• _PROBLEM TO SOLVE_
Only the number is wanted: how many lines contain the string "Vorauszahlungen"?

• _RECORDS FOR THIS TASK_
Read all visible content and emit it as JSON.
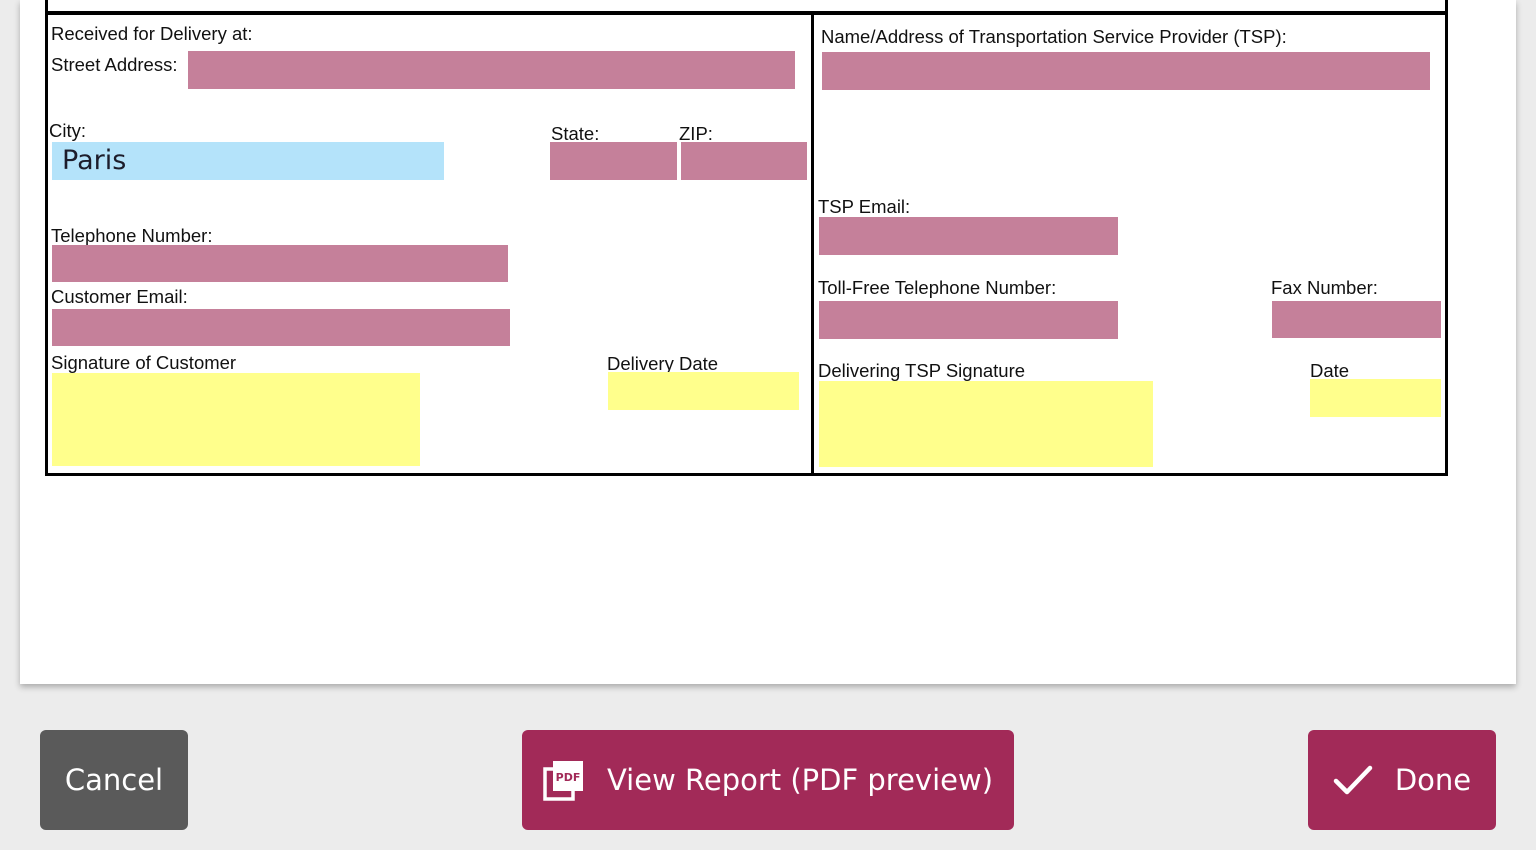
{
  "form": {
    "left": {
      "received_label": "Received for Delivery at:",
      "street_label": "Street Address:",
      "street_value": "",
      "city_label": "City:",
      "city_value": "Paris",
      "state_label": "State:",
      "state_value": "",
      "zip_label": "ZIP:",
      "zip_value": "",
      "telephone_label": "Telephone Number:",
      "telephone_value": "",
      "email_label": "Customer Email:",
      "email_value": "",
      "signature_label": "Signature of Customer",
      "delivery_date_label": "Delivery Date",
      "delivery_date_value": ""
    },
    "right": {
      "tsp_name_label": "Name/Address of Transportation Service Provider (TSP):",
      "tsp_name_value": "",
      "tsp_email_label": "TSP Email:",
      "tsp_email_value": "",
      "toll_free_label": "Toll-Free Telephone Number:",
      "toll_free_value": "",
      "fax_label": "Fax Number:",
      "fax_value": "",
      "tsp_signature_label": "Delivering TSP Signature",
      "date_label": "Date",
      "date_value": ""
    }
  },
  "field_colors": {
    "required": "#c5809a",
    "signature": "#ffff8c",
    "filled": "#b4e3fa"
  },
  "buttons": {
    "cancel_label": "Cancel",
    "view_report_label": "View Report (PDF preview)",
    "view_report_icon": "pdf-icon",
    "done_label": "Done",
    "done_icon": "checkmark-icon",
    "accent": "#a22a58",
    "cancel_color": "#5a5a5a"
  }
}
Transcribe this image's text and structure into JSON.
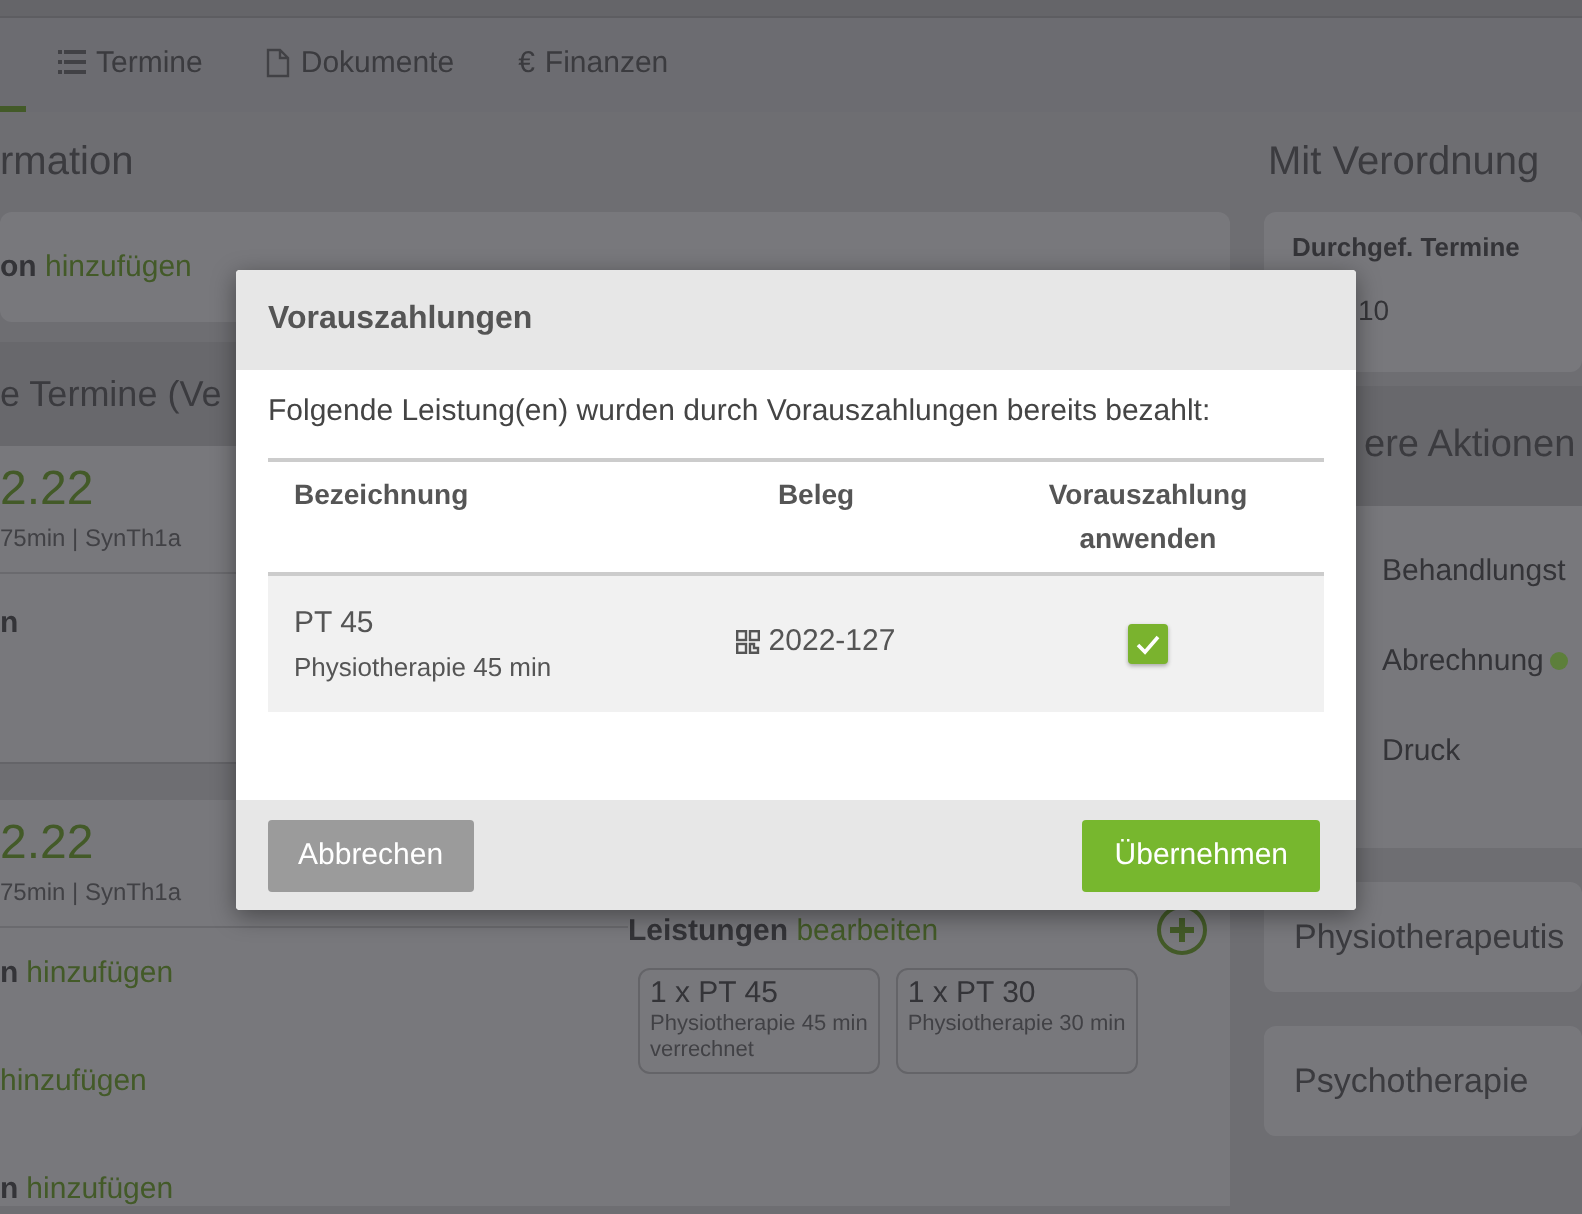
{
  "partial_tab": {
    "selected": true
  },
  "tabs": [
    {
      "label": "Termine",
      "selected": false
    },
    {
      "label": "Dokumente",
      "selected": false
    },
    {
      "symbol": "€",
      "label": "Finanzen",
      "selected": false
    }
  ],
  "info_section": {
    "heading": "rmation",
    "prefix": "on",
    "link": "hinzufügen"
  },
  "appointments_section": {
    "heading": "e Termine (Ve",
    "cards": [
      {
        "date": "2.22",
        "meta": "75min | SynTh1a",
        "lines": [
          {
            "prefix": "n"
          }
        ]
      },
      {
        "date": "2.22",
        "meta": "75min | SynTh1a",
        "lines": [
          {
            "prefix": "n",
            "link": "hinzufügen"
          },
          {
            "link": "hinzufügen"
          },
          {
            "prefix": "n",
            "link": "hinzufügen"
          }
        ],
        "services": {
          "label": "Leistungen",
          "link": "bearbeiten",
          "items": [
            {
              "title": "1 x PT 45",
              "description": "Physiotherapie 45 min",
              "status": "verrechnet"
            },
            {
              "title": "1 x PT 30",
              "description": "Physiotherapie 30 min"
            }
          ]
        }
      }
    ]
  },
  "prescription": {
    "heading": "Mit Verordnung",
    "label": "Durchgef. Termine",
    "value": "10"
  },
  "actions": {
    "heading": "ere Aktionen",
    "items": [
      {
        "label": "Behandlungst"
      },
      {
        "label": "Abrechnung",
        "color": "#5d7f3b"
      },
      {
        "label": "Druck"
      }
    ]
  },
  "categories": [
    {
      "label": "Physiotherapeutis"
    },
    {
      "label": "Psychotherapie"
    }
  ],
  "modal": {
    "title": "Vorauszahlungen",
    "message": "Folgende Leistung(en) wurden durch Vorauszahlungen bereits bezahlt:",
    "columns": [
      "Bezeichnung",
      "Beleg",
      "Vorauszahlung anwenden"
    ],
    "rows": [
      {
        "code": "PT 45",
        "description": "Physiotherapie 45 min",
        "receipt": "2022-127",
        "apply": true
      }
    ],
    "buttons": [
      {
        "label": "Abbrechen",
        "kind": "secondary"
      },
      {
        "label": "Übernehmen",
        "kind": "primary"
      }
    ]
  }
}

---

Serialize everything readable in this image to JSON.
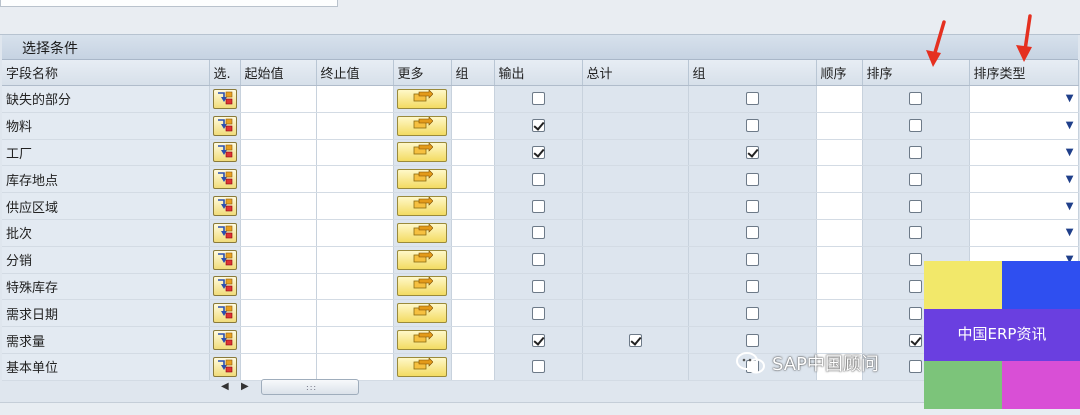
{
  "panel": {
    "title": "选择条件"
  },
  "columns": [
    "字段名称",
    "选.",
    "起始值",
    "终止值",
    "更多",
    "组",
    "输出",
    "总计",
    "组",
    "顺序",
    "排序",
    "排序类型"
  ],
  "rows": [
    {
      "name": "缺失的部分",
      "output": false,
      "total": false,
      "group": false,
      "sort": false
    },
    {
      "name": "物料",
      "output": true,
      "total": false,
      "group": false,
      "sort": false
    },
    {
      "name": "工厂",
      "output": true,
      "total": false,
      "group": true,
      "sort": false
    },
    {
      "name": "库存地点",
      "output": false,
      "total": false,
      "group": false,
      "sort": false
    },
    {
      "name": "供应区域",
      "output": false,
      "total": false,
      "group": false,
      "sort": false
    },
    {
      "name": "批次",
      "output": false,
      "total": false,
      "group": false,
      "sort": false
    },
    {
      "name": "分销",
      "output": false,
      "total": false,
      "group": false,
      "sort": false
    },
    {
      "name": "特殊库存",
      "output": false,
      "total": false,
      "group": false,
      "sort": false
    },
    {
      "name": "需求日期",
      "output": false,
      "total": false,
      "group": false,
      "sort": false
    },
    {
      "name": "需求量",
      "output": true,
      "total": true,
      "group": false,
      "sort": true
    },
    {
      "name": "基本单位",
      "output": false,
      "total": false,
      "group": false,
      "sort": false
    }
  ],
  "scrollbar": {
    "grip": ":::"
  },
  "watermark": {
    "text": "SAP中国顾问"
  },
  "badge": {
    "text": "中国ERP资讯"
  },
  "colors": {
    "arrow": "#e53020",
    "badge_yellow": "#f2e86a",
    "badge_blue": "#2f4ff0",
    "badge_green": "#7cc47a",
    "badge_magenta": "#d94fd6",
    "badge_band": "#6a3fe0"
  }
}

...

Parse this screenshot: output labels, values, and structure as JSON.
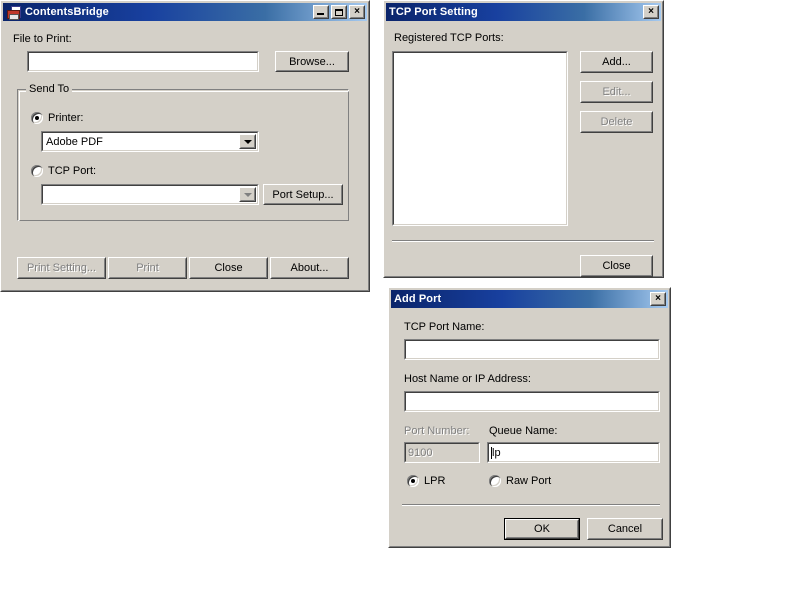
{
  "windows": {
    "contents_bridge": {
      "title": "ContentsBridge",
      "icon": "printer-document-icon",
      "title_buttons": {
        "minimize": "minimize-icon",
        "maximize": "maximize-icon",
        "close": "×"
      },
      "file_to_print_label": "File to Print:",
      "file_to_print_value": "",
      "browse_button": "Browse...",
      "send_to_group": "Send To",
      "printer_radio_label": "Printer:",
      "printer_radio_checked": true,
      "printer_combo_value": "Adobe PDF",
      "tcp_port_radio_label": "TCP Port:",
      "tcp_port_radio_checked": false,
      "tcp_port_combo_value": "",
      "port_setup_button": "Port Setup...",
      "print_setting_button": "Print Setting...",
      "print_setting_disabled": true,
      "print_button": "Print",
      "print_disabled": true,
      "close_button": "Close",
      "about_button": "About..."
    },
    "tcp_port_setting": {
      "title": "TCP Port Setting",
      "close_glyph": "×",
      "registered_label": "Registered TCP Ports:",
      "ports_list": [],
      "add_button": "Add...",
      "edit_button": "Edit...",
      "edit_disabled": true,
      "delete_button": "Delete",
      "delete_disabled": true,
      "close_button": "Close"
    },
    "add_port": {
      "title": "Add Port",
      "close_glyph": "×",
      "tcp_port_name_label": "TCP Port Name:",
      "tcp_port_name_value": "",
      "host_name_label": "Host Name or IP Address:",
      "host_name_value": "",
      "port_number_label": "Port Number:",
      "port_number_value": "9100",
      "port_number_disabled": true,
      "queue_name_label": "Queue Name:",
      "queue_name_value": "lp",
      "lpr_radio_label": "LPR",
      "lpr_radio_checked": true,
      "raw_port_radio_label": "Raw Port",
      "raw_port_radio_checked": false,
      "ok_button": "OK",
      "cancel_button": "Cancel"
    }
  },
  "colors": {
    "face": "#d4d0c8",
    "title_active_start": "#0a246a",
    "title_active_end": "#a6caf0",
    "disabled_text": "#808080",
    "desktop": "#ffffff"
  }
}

• _SOLUTION BELOW_
2